(Records from a data collection)

•••••

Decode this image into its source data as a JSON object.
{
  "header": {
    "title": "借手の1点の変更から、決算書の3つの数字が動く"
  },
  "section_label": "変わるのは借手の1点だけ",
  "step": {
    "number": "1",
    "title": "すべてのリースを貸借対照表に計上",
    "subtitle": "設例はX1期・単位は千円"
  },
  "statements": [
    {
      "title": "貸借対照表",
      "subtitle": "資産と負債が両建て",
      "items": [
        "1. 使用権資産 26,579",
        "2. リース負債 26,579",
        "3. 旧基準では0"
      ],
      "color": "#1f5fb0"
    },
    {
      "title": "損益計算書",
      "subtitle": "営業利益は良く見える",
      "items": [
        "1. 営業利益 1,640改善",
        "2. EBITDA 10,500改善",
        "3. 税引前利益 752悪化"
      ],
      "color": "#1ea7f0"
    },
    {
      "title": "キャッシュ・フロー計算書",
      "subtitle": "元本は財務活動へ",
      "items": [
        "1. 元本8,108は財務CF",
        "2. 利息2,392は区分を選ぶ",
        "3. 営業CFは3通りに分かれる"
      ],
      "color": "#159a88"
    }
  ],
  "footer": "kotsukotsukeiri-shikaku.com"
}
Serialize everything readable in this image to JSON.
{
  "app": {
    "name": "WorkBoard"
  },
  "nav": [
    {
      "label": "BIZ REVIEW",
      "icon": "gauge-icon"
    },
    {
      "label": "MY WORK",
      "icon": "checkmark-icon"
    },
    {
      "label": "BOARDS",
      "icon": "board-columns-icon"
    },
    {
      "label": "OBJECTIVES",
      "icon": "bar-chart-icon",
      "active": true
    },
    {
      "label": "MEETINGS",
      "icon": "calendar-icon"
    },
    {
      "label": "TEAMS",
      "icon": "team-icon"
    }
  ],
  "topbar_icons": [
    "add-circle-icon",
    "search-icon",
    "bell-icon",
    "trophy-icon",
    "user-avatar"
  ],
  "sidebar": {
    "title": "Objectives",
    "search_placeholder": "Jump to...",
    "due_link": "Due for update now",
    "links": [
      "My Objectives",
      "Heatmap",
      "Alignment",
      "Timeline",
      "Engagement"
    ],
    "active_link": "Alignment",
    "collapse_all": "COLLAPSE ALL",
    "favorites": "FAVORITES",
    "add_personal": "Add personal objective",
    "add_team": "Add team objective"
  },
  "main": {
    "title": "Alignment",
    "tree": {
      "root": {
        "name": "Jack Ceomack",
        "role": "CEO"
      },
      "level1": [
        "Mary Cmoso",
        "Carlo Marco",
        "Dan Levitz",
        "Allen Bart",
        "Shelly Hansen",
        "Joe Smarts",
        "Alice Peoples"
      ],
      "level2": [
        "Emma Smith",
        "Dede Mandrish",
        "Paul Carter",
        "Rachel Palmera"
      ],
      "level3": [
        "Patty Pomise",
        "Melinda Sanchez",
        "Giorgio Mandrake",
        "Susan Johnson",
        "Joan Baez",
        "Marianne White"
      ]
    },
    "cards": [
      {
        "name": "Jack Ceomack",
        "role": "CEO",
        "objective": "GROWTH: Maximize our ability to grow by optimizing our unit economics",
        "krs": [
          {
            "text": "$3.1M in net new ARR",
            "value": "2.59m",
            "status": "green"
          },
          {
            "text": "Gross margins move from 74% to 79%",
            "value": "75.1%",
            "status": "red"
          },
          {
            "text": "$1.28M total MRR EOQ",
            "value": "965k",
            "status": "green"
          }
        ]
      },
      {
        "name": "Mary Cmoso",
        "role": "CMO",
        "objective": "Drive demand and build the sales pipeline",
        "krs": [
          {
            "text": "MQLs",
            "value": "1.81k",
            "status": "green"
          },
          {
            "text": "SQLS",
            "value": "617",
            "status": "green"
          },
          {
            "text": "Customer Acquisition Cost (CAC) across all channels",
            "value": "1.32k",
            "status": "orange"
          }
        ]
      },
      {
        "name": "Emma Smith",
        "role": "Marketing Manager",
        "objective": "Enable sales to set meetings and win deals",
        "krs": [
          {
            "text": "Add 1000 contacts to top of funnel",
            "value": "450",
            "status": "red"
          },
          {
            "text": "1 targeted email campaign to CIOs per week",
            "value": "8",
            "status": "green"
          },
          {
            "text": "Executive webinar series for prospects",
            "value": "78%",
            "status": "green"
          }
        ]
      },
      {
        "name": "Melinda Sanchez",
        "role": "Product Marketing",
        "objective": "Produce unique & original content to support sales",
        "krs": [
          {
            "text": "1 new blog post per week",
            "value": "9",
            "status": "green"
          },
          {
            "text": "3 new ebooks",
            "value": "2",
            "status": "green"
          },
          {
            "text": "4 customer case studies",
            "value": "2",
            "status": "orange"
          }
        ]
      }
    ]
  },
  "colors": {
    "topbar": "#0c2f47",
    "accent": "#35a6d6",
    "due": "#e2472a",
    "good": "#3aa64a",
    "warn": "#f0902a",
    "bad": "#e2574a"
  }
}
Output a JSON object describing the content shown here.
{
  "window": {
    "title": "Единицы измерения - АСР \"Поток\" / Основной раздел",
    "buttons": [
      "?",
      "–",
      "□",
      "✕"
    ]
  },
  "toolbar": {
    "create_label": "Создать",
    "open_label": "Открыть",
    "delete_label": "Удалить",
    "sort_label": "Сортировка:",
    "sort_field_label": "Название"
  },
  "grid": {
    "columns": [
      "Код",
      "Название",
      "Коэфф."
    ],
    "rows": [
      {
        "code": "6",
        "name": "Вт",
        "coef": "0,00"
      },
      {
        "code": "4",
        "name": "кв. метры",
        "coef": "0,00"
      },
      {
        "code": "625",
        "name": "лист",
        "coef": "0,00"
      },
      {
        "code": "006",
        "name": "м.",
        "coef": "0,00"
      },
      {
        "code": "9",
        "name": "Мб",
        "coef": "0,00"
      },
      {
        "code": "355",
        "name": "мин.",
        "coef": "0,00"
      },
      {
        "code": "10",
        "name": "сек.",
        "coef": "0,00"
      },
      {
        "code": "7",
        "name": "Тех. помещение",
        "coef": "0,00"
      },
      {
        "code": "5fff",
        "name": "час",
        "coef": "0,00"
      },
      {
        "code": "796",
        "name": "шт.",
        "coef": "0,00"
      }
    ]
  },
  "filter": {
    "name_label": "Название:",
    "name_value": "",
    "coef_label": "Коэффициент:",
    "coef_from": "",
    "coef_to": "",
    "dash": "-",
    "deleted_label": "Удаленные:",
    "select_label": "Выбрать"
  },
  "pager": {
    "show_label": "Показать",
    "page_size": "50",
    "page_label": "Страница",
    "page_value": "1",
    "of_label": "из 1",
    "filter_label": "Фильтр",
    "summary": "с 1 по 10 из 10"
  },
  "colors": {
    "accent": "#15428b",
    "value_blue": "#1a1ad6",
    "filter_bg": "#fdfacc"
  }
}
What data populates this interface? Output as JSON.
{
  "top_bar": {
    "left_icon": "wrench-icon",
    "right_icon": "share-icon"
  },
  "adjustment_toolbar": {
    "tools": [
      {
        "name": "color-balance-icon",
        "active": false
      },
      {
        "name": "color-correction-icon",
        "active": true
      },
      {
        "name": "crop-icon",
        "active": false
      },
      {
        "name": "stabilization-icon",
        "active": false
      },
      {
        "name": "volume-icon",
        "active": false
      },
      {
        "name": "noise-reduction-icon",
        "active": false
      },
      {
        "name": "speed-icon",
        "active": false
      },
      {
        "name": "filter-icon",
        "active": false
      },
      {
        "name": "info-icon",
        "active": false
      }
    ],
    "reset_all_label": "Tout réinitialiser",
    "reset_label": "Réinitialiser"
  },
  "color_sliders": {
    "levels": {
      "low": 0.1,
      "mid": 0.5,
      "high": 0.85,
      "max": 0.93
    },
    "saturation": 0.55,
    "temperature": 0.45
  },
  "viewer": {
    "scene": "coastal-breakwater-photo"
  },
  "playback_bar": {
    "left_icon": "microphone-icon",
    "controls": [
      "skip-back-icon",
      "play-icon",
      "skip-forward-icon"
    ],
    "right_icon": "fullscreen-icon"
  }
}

•••••

Your task is to list each line of the records with the word "role".

Solution for this task:
        "role": "CEO"
        "role": "CEO",
        "role": "CMO",
        "role": "Marketing Manager",
        "role": "Product Marketing",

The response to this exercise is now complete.